Request: Count the lines in the records below that contain the word "structured", and reply with only that number.
######
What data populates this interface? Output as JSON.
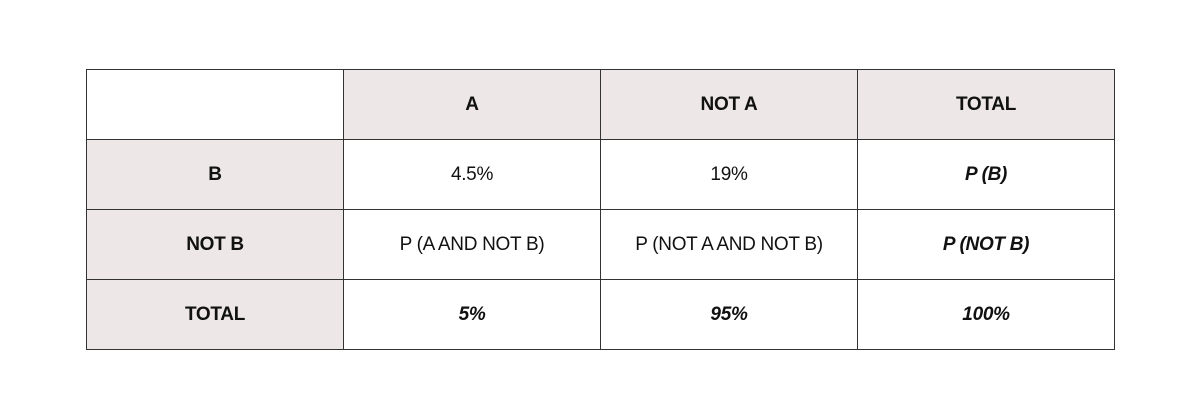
{
  "table": {
    "header": [
      "A",
      "NOT A",
      "TOTAL"
    ],
    "rows": [
      {
        "label": "B",
        "cells": [
          "4.5%",
          "19%",
          "P (B)"
        ]
      },
      {
        "label": "NOT B",
        "cells": [
          "P (A AND NOT B)",
          "P (NOT A AND NOT B)",
          "P (NOT B)"
        ]
      },
      {
        "label": "TOTAL",
        "cells": [
          "5%",
          "95%",
          "100%"
        ]
      }
    ]
  }
}
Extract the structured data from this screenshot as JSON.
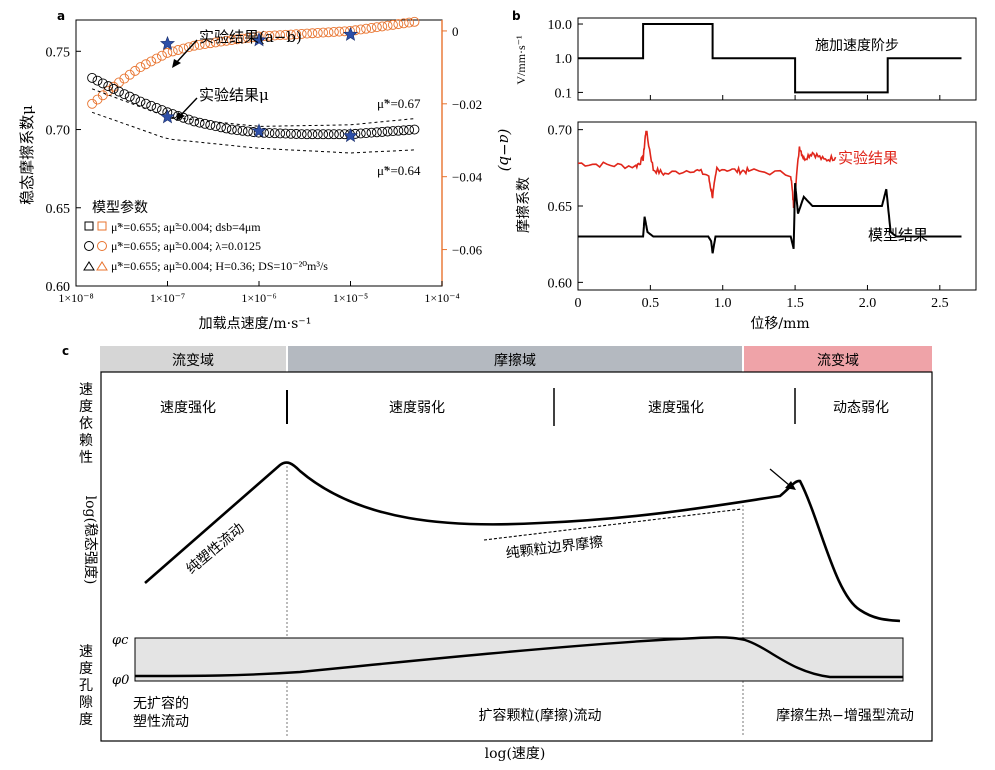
{
  "panel_a": {
    "letter": "a",
    "ylabel": "稳态摩擦系数μ",
    "y2label": "(a−b)",
    "xlabel": "加载点速度/m·s⁻¹",
    "yticks": [
      "0.60",
      "0.65",
      "0.70",
      "0.75"
    ],
    "y2ticks": [
      "0",
      "−0.02",
      "−0.04",
      "−0.06"
    ],
    "xticks": [
      "1×10⁻⁸",
      "1×10⁻⁷",
      "1×10⁻⁶",
      "1×10⁻⁵",
      "1×10⁻⁴"
    ],
    "annot_ab": "实验结果(a−b)",
    "annot_mu": "实验结果μ",
    "mu_hi": "μ̃*=0.67",
    "mu_lo": "μ̃*=0.64",
    "legend_title": "模型参数",
    "legend": [
      "μ̃*=0.655; aμ̃=0.004; dsb=4μm",
      "μ̃*=0.655; aμ̃=0.004; λ=0.0125",
      "μ̃*=0.655; aμ̃=0.004; H=0.36; DS=10⁻²⁰m³/s"
    ],
    "colors": {
      "model_mu": "#000000",
      "model_ab": "#e8732e",
      "experiment": "#2d4fa8"
    }
  },
  "panel_b": {
    "letter": "b",
    "top_ylabel": "V/mm·s⁻¹",
    "top_yticks": [
      "10.0",
      "1.0",
      "0.1"
    ],
    "top_label": "施加速度阶步",
    "bot_ylabel": "摩擦系数",
    "bot_yticks": [
      "0.70",
      "0.65",
      "0.60"
    ],
    "xticks": [
      "0",
      "0.5",
      "1.0",
      "1.5",
      "2.0",
      "2.5"
    ],
    "xlabel": "位移/mm",
    "exp_label": "实验结果",
    "model_label": "模型结果",
    "colors": {
      "experiment": "#e0261b",
      "model": "#000000"
    }
  },
  "panel_c": {
    "letter": "c",
    "band_left": "流变域",
    "band_mid": "摩擦域",
    "band_right": "流变域",
    "band_colors": {
      "left": "#d6d6d6",
      "mid": "#b4b9c0",
      "right": "#efa3a8"
    },
    "row_label": "速度依赖性",
    "regimes": [
      "速度强化",
      "速度弱化",
      "速度强化",
      "动态弱化"
    ],
    "ylabel": "log(稳态强度)",
    "line_plastic": "纯塑性流动",
    "line_granular": "纯颗粒边界摩擦",
    "porosity_label": "速度孔隙度",
    "phi_c": "φc",
    "phi_0": "φ0",
    "flow_labels": [
      "无扩容的\n塑性流动",
      "扩容颗粒(摩擦)流动",
      "摩擦生热−增强型流动"
    ],
    "xlabel": "log(速度)"
  },
  "chart_data": [
    {
      "type": "scatter",
      "panel": "a",
      "xscale": "log",
      "xlim": [
        1e-08,
        0.0001
      ],
      "ylim": [
        0.6,
        0.77
      ],
      "y2lim": [
        -0.07,
        0.003
      ],
      "series": [
        {
          "axis": "left",
          "x": [
            1.5e-08,
            3e-08,
            5e-08,
            1e-07,
            2e-07,
            5e-07,
            1e-06,
            3e-06,
            1e-05,
            5e-05
          ],
          "y": [
            0.733,
            0.724,
            0.718,
            0.711,
            0.705,
            0.7,
            0.698,
            0.697,
            0.697,
            0.7
          ]
        },
        {
          "axis": "right",
          "x": [
            1.5e-08,
            3e-08,
            5e-08,
            1e-07,
            2e-07,
            5e-07,
            1e-06,
            3e-06,
            1e-05,
            5e-05
          ],
          "y": [
            -0.02,
            -0.014,
            -0.01,
            -0.006,
            -0.004,
            -0.0025,
            -0.0015,
            -0.0008,
            0.0,
            0.0025
          ]
        },
        {
          "name": "实验结果(a−b)",
          "axis": "right",
          "x": [
            1e-07,
            1e-06,
            1e-05
          ],
          "y": [
            -0.0035,
            -0.0025,
            -0.001
          ]
        },
        {
          "name": "实验结果μ",
          "axis": "left",
          "x": [
            1e-07,
            1e-06,
            1e-05
          ],
          "y": [
            0.708,
            0.699,
            0.696
          ]
        },
        {
          "name": "μ̃*=0.67",
          "axis": "left",
          "style": "dashed",
          "x": [
            1.5e-08,
            1e-07,
            1e-06,
            1e-05,
            5e-05
          ],
          "y": [
            0.726,
            0.708,
            0.702,
            0.703,
            0.707
          ]
        },
        {
          "name": "μ̃*=0.64",
          "axis": "left",
          "style": "dashed",
          "x": [
            1.5e-08,
            1e-07,
            1e-06,
            1e-05,
            5e-05
          ],
          "y": [
            0.711,
            0.694,
            0.688,
            0.685,
            0.687
          ]
        }
      ]
    },
    {
      "type": "line",
      "panel": "b-top",
      "yscale": "log",
      "xlim": [
        0,
        2.75
      ],
      "ylim": [
        0.06,
        15
      ],
      "series": [
        {
          "x": [
            0,
            0.45,
            0.45,
            0.93,
            0.93,
            1.5,
            1.5,
            2.14,
            2.14,
            2.65
          ],
          "y": [
            1,
            1,
            10,
            10,
            1,
            1,
            0.1,
            0.1,
            1,
            1
          ]
        }
      ]
    },
    {
      "type": "line",
      "panel": "b-bottom",
      "xlim": [
        0,
        2.75
      ],
      "ylim": [
        0.595,
        0.705
      ],
      "series": [
        {
          "name": "实验结果",
          "x": [
            0.0,
            0.2,
            0.4,
            0.45,
            0.47,
            0.52,
            0.6,
            0.8,
            0.9,
            0.93,
            0.96,
            1.1,
            1.18,
            1.47,
            1.49,
            1.53,
            1.56,
            1.62,
            1.7,
            1.78
          ],
          "y": [
            0.678,
            0.677,
            0.676,
            0.681,
            0.7,
            0.674,
            0.671,
            0.674,
            0.67,
            0.656,
            0.675,
            0.673,
            0.673,
            0.671,
            0.65,
            0.689,
            0.681,
            0.685,
            0.68,
            0.682
          ]
        },
        {
          "name": "模型结果",
          "x": [
            0.0,
            0.45,
            0.46,
            0.48,
            0.52,
            0.9,
            0.92,
            0.93,
            0.95,
            1.47,
            1.49,
            1.5,
            1.52,
            1.56,
            1.62,
            1.8,
            2.1,
            2.13,
            2.16,
            2.2,
            2.65
          ],
          "y": [
            0.63,
            0.63,
            0.643,
            0.633,
            0.63,
            0.63,
            0.627,
            0.619,
            0.63,
            0.63,
            0.622,
            0.665,
            0.645,
            0.656,
            0.65,
            0.65,
            0.65,
            0.661,
            0.633,
            0.63,
            0.63
          ]
        }
      ]
    }
  ]
}
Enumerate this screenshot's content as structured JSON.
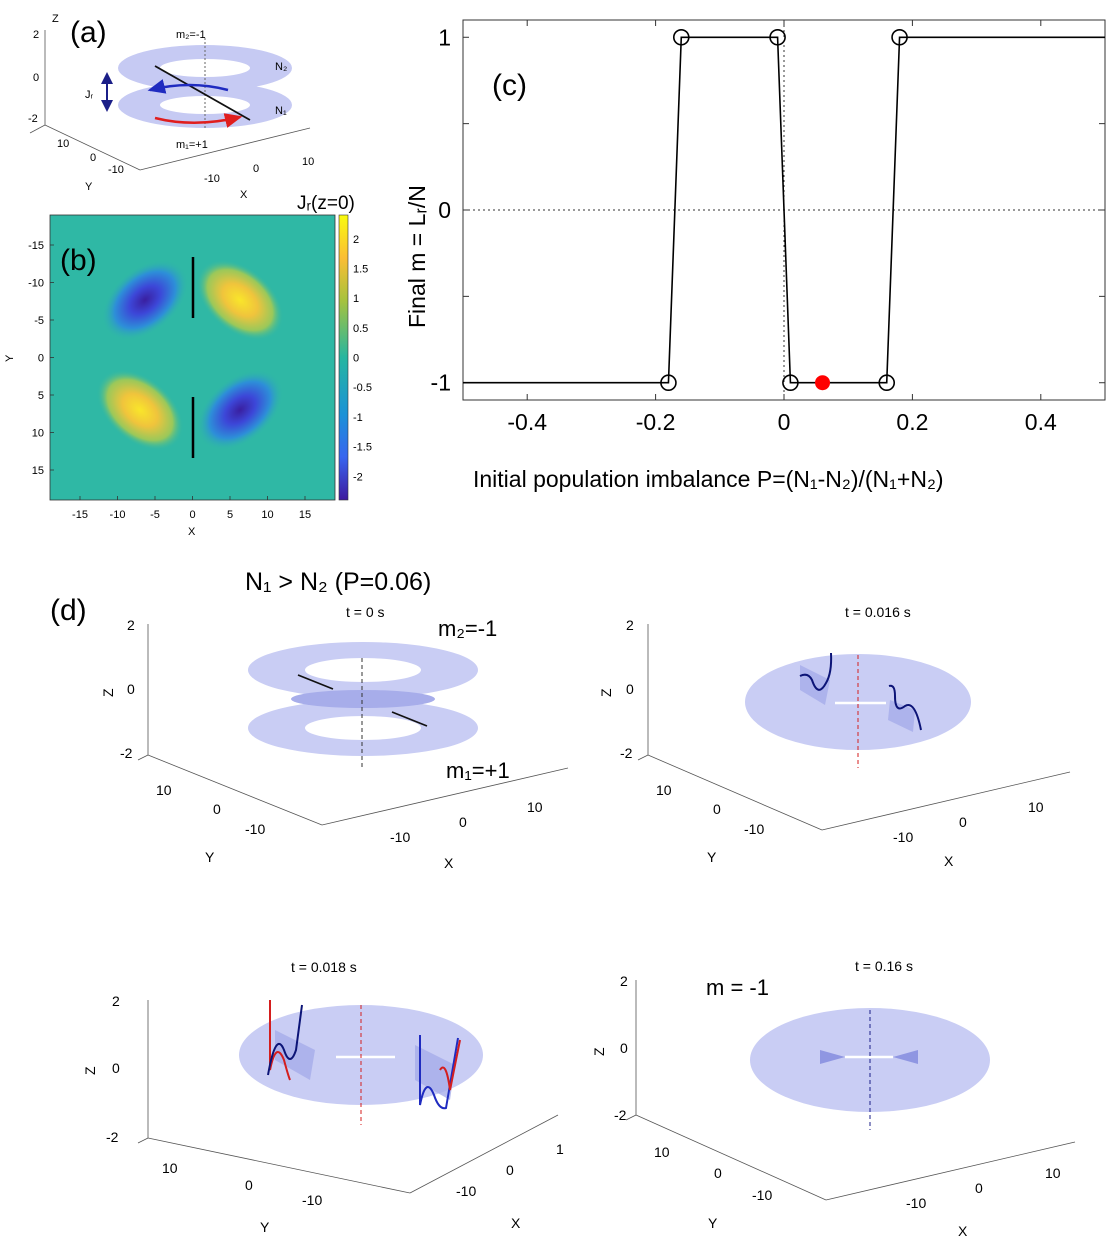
{
  "panel_labels": {
    "a": "(a)",
    "b": "(b)",
    "c": "(c)",
    "d": "(d)"
  },
  "panel_a": {
    "axis_labels": {
      "z": "Z",
      "y": "Y",
      "x": "X"
    },
    "z_ticks": [
      "2",
      "0",
      "-2"
    ],
    "y_ticks": [
      "10",
      "0",
      "-10"
    ],
    "x_ticks": [
      "-10",
      "0",
      "10"
    ],
    "ring_top_label": "m₂=-1",
    "ring_bottom_label": "m₁=+1",
    "n2_label": "N₂",
    "n1_label": "N₁",
    "jz_label": "Jᵣ"
  },
  "panel_b": {
    "colorbar_title": "Jᵣ(z=0)",
    "colorbar_ticks": [
      "2",
      "1.5",
      "1",
      "0.5",
      "0",
      "-0.5",
      "-1",
      "-1.5",
      "-2"
    ],
    "y_ticks": [
      "-15",
      "-10",
      "-5",
      "0",
      "5",
      "10",
      "15"
    ],
    "x_ticks": [
      "-15",
      "-10",
      "-5",
      "0",
      "5",
      "10",
      "15"
    ],
    "xlabel": "X",
    "ylabel": "Y"
  },
  "chart_data": {
    "type": "line",
    "title": "",
    "xlabel": "Initial population imbalance P=(N₁-N₂)/(N₁+N₂)",
    "ylabel": "Final  m = Lᵣ/N",
    "xlim": [
      -0.5,
      0.5
    ],
    "ylim": [
      -1.1,
      1.1
    ],
    "x_ticks": [
      "-0.4",
      "-0.2",
      "0",
      "0.2",
      "0.4"
    ],
    "y_ticks": [
      "1",
      "0",
      "-1"
    ],
    "series": [
      {
        "x": [
          -0.5,
          -0.18,
          -0.16,
          -0.01,
          0.01,
          0.16,
          0.18,
          0.5
        ],
        "y": [
          -1,
          -1,
          1,
          1,
          -1,
          -1,
          1,
          1
        ],
        "markers": [
          [
            -0.18,
            -1
          ],
          [
            -0.16,
            1
          ],
          [
            -0.01,
            1
          ],
          [
            0.01,
            -1
          ],
          [
            0.16,
            -1
          ],
          [
            0.18,
            1
          ]
        ]
      }
    ],
    "highlight_point": {
      "x": 0.06,
      "y": -1,
      "color": "#ff0000"
    },
    "dotted_lines": {
      "x": 0,
      "y": 0
    }
  },
  "panel_d": {
    "heading": "N₁ > N₂ (P=0.06)",
    "subplots": [
      {
        "title": "t = 0 s",
        "label_top": "m₂=-1",
        "label_bottom": "m₁=+1",
        "z_ticks": [
          "2",
          "0",
          "-2"
        ],
        "y_ticks": [
          "10",
          "0",
          "-10"
        ],
        "x_ticks": [
          "-10",
          "0",
          "10"
        ],
        "zlabel": "Z",
        "ylabel": "Y",
        "xlabel": "X"
      },
      {
        "title": "t = 0.016 s",
        "z_ticks": [
          "2",
          "0",
          "-2"
        ],
        "y_ticks": [
          "10",
          "0",
          "-10"
        ],
        "x_ticks": [
          "-10",
          "0",
          "10"
        ],
        "zlabel": "Z",
        "ylabel": "Y",
        "xlabel": "X"
      },
      {
        "title": "t = 0.018 s",
        "z_ticks": [
          "2",
          "0",
          "-2"
        ],
        "y_ticks": [
          "10",
          "0",
          "-10"
        ],
        "x_ticks": [
          "-10",
          "0",
          "1"
        ],
        "zlabel": "Z",
        "ylabel": "Y",
        "xlabel": "X"
      },
      {
        "title": "t = 0.16 s",
        "annotation": "m = -1",
        "z_ticks": [
          "2",
          "0",
          "-2"
        ],
        "y_ticks": [
          "10",
          "0",
          "-10"
        ],
        "x_ticks": [
          "-10",
          "0",
          "10"
        ],
        "zlabel": "Z",
        "ylabel": "Y",
        "xlabel": "X"
      }
    ]
  },
  "colors": {
    "ring_fill": "#c9cdf4",
    "ring_dark": "#a9aeea",
    "red": "#d41e1e",
    "blue": "#1f2bc0",
    "dark_blue": "#0c1477"
  }
}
######
Solved problem: 2